## BEGIN

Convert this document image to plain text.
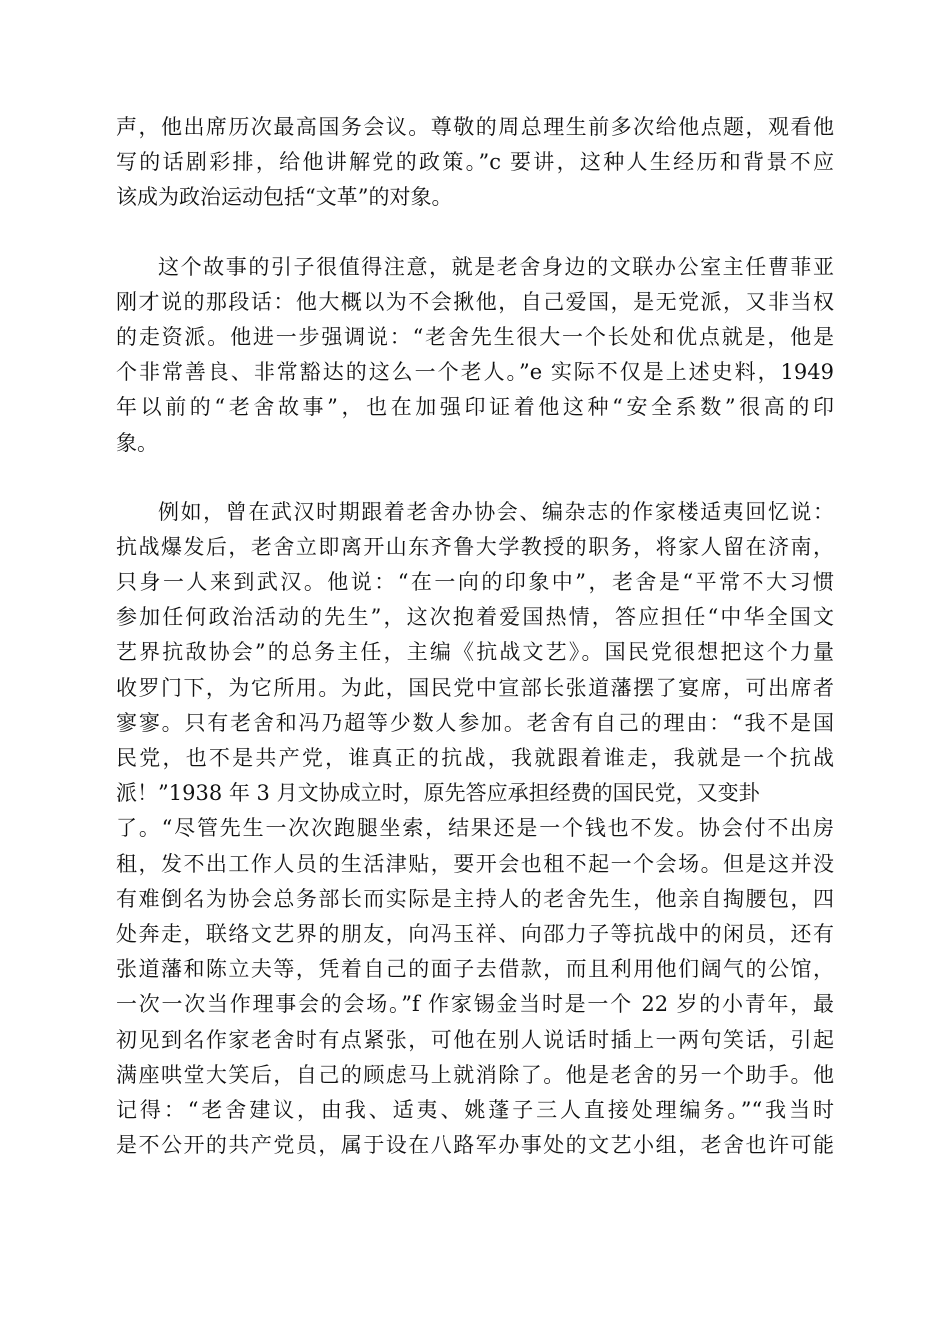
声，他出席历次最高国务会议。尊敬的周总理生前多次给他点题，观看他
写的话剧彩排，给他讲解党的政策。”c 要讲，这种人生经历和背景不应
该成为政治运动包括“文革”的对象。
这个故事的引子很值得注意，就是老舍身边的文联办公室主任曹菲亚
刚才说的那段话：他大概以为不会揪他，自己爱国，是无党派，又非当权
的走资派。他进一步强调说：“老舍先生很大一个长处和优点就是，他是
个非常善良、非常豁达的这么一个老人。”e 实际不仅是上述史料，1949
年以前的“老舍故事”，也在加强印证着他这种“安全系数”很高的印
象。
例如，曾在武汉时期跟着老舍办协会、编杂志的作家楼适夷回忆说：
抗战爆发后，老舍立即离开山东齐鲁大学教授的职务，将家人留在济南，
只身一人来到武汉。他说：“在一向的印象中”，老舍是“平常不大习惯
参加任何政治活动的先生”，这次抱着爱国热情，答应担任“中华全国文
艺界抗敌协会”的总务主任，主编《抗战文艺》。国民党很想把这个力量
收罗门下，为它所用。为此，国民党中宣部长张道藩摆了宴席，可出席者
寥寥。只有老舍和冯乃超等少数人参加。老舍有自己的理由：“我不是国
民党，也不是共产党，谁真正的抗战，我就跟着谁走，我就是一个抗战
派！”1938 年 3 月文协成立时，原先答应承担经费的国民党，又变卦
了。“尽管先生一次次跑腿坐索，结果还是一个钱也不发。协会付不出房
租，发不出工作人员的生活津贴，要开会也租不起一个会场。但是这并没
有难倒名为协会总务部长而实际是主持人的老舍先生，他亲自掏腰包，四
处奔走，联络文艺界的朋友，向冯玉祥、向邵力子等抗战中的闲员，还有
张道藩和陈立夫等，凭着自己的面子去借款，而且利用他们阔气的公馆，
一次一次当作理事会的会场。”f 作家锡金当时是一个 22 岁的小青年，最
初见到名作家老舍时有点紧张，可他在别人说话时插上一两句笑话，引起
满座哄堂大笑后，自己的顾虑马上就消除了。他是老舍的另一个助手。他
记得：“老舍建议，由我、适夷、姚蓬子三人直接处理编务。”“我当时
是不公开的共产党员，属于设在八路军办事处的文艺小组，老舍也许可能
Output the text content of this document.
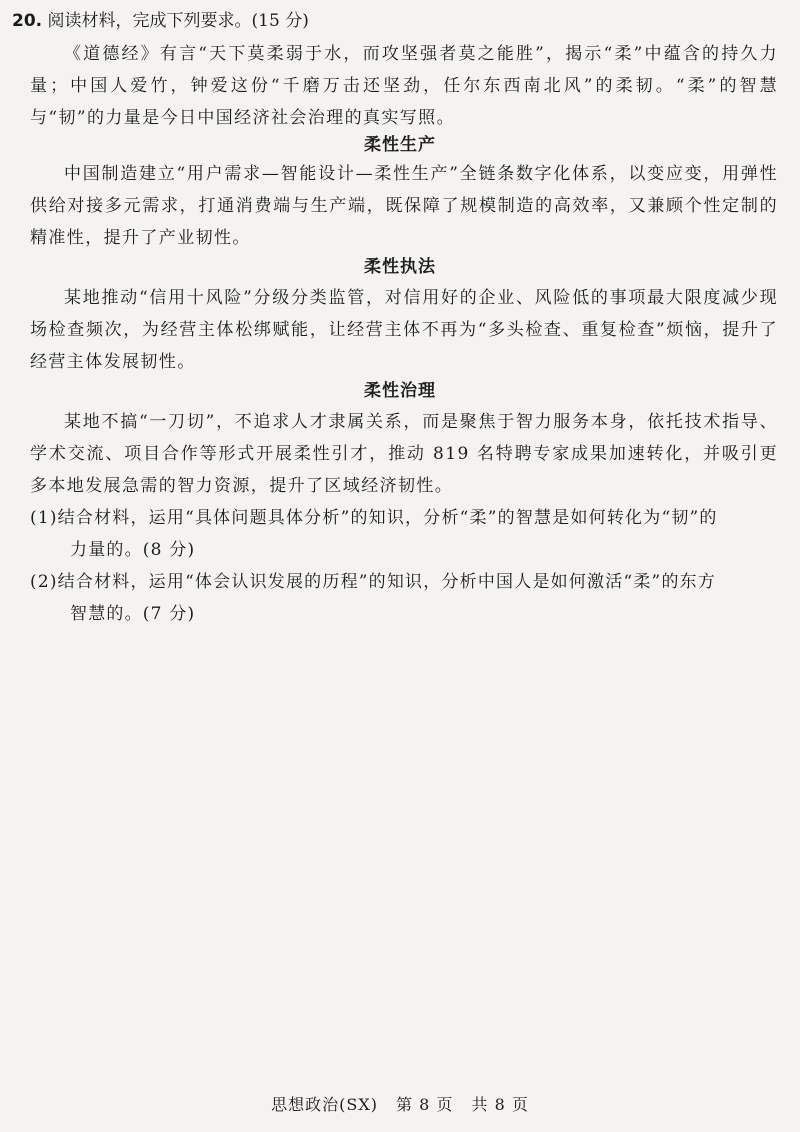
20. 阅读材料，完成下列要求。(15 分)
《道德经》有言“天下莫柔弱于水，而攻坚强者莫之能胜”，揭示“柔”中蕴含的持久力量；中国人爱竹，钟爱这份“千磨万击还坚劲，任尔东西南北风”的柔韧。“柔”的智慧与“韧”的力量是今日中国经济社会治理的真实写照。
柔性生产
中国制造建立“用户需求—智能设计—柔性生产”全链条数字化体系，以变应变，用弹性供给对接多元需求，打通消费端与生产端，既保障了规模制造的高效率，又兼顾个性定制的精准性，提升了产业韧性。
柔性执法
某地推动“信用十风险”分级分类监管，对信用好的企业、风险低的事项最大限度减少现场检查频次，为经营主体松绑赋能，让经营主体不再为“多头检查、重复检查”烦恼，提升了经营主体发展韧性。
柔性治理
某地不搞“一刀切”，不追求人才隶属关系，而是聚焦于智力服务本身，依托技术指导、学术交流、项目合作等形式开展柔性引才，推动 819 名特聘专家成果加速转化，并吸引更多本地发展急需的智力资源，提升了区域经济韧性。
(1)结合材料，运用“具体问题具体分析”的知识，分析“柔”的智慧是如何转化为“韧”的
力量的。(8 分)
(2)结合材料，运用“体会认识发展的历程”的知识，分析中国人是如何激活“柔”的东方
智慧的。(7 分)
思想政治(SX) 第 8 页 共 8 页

## END

**Stated exercise**
Extract every line of the records above that contains the word "结合材料".

**Worked solution**
(1)结合材料，运用“具体问题具体分析”的知识，分析“柔”的智慧是如何转化为“韧”的
(2)结合材料，运用“体会认识发展的历程”的知识，分析中国人是如何激活“柔”的东方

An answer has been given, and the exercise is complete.